What to do: Give only the number of lines in the records below that contain the word "Schülerwerkbänke".

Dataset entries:
***

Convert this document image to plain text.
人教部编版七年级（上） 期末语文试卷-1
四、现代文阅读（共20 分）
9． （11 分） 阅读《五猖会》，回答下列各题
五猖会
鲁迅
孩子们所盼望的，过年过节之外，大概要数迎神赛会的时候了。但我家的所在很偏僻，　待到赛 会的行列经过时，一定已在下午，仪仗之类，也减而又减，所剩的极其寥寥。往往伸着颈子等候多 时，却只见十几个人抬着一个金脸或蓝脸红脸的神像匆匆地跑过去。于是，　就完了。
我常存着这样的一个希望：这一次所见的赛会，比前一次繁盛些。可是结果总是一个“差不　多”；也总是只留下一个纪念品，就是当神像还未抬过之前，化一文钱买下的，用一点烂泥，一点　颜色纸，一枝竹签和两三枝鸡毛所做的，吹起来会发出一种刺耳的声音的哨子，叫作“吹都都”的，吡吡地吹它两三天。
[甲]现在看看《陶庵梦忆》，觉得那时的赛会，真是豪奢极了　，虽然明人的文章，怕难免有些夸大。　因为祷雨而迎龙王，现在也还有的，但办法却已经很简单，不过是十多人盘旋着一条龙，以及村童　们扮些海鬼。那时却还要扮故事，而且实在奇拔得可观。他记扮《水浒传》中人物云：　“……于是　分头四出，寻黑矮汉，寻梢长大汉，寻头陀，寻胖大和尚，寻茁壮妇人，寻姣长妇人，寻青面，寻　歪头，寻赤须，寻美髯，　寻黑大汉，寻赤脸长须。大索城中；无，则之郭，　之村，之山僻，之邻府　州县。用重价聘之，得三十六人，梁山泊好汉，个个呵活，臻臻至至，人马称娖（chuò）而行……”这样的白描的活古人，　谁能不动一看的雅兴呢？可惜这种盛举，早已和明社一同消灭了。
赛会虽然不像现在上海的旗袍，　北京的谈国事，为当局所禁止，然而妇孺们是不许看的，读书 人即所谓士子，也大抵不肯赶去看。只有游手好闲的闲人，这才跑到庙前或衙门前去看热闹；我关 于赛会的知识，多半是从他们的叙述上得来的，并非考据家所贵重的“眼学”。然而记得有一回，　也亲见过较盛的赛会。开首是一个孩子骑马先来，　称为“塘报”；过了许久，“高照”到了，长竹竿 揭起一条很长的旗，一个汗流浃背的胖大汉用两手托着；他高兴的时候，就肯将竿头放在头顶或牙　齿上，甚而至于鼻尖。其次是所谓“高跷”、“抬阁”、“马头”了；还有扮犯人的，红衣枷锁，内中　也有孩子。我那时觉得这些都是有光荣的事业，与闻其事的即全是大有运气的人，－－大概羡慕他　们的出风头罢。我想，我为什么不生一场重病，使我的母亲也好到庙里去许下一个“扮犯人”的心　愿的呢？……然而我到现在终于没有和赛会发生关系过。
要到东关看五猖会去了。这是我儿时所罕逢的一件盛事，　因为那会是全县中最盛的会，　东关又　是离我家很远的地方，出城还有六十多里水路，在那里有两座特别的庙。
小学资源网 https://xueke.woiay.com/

***

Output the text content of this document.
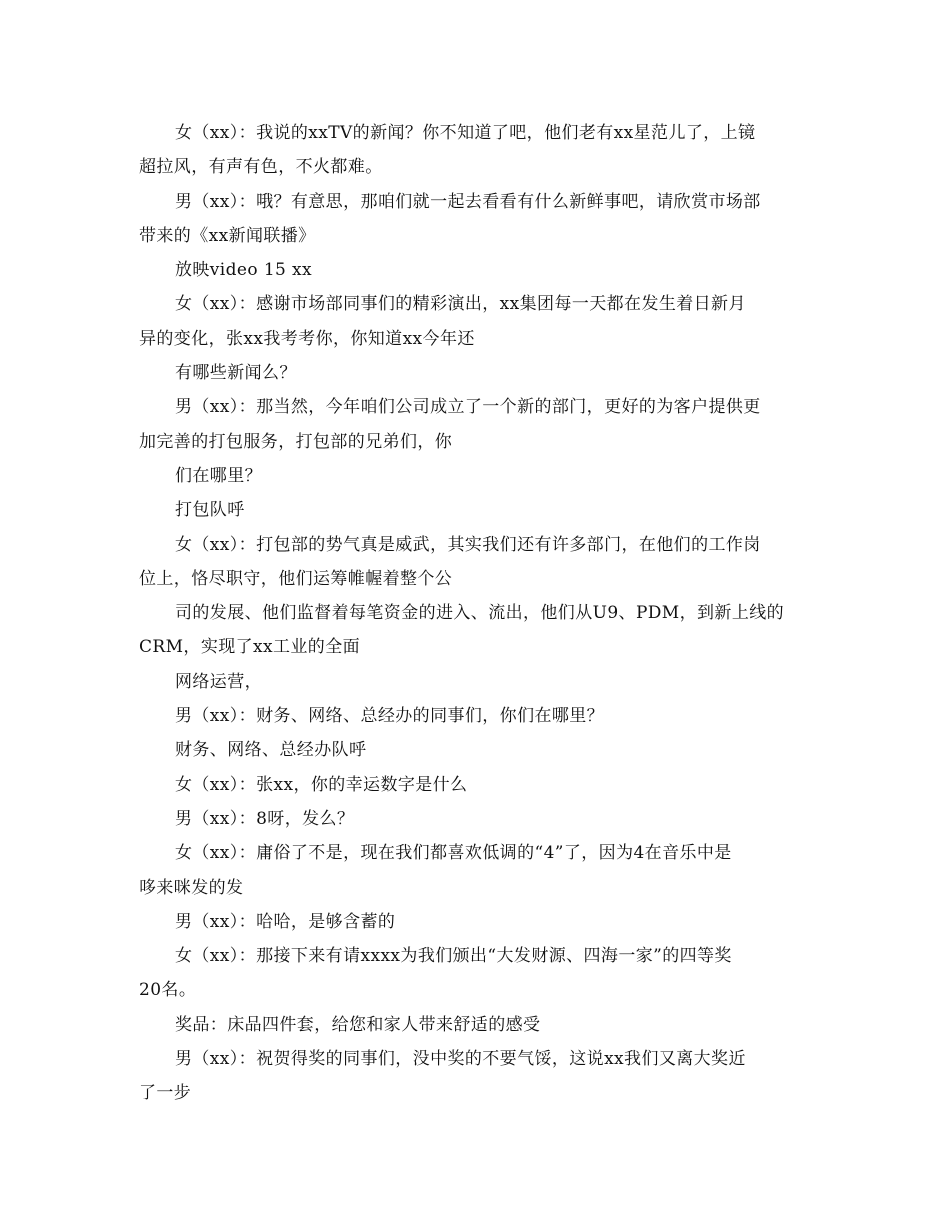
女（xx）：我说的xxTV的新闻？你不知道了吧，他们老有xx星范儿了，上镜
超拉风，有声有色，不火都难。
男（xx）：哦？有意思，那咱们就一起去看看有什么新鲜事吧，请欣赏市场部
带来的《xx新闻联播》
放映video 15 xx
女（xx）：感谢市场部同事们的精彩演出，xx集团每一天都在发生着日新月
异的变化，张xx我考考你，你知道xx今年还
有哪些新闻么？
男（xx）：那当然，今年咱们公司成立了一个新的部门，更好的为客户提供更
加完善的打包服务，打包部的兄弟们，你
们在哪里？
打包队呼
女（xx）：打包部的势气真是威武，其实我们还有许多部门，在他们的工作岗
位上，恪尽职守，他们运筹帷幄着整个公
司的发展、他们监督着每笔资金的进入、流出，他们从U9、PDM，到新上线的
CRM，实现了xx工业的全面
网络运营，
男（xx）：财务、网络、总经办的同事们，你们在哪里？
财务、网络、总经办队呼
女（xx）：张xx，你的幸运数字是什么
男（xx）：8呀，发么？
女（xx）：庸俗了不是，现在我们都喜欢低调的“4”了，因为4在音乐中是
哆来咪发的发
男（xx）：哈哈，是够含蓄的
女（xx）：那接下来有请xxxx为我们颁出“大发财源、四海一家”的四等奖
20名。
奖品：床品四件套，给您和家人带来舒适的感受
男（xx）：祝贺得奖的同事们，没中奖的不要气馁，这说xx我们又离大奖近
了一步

***

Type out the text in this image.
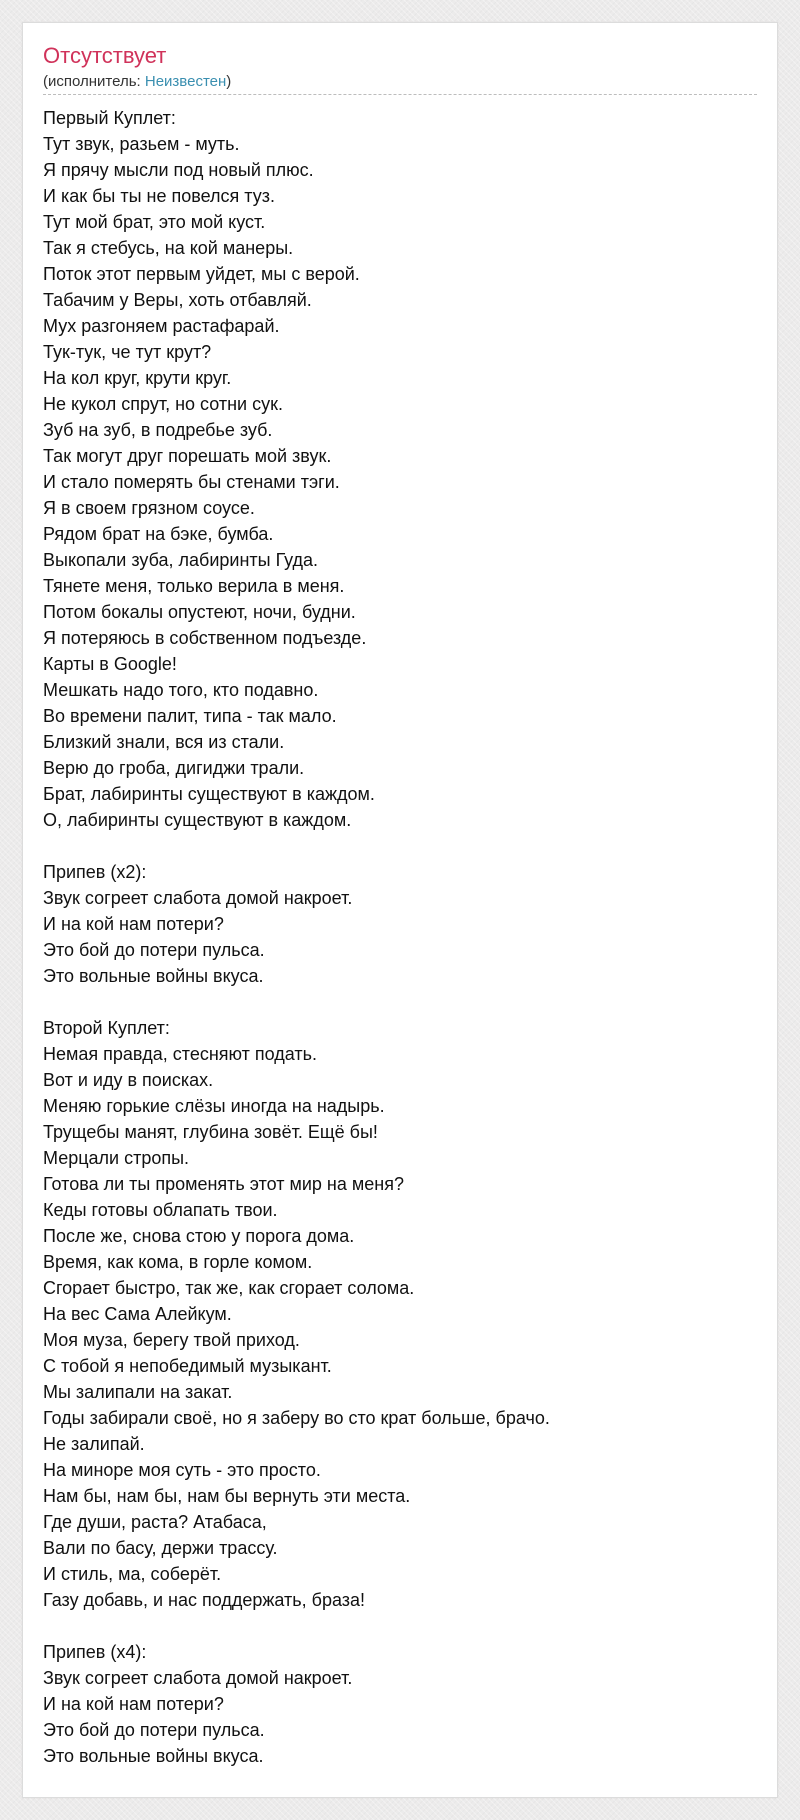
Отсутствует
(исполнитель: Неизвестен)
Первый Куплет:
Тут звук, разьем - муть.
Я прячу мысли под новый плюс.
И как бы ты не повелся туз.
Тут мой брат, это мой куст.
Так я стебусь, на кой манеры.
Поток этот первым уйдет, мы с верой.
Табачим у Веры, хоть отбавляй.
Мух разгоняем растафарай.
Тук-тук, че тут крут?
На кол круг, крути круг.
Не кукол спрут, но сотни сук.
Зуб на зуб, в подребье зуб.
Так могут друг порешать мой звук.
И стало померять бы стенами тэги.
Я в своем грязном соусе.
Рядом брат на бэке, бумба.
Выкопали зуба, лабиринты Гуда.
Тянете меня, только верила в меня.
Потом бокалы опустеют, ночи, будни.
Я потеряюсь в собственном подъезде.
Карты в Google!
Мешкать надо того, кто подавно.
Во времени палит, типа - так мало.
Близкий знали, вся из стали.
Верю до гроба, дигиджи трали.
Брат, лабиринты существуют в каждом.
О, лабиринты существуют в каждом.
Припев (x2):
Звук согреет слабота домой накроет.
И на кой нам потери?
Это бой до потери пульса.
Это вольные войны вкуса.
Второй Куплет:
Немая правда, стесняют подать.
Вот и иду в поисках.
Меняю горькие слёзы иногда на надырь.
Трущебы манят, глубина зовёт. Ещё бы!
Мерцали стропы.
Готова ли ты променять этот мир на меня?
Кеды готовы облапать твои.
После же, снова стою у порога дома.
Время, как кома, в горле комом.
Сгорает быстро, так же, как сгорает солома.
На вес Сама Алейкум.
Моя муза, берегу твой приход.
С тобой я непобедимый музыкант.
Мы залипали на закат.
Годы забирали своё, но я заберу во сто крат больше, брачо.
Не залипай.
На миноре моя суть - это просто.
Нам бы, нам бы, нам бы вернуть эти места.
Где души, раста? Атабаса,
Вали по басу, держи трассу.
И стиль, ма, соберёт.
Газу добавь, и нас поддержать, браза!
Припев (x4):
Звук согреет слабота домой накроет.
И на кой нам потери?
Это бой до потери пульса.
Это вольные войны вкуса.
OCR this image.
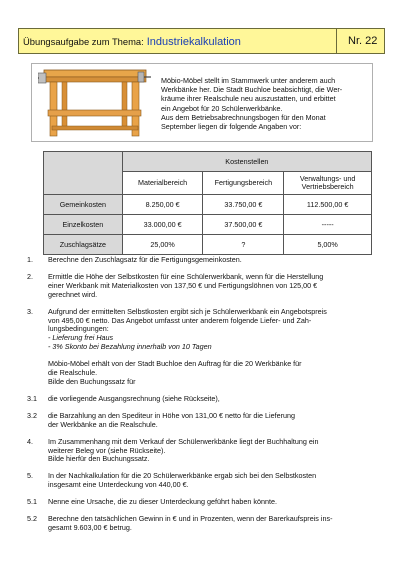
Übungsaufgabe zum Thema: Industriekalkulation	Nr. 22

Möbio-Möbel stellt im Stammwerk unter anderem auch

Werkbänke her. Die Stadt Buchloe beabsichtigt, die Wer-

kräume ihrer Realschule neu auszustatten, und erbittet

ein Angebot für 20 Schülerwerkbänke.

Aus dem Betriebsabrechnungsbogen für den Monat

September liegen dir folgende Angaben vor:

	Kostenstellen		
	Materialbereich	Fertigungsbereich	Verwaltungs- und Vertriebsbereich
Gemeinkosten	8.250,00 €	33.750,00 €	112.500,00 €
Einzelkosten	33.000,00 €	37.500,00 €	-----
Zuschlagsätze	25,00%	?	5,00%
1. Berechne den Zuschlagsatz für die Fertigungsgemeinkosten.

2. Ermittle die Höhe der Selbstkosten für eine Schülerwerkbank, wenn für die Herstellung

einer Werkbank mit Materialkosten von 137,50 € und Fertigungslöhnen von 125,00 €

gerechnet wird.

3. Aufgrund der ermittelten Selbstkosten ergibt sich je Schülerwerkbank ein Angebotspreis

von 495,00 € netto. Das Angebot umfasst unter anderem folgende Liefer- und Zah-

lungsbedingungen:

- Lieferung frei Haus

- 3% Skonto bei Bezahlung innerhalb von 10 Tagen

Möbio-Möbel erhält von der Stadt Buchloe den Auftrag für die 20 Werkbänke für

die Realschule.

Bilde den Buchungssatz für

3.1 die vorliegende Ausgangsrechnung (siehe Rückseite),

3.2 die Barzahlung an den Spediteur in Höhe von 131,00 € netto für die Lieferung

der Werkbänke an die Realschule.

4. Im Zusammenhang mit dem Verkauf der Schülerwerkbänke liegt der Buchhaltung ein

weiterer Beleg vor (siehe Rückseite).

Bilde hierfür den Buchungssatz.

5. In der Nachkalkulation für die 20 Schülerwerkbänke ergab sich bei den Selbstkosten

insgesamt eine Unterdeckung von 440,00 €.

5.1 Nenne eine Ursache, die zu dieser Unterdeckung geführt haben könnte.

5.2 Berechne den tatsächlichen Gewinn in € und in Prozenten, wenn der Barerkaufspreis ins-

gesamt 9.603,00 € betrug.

***

Reply to the exercise: 3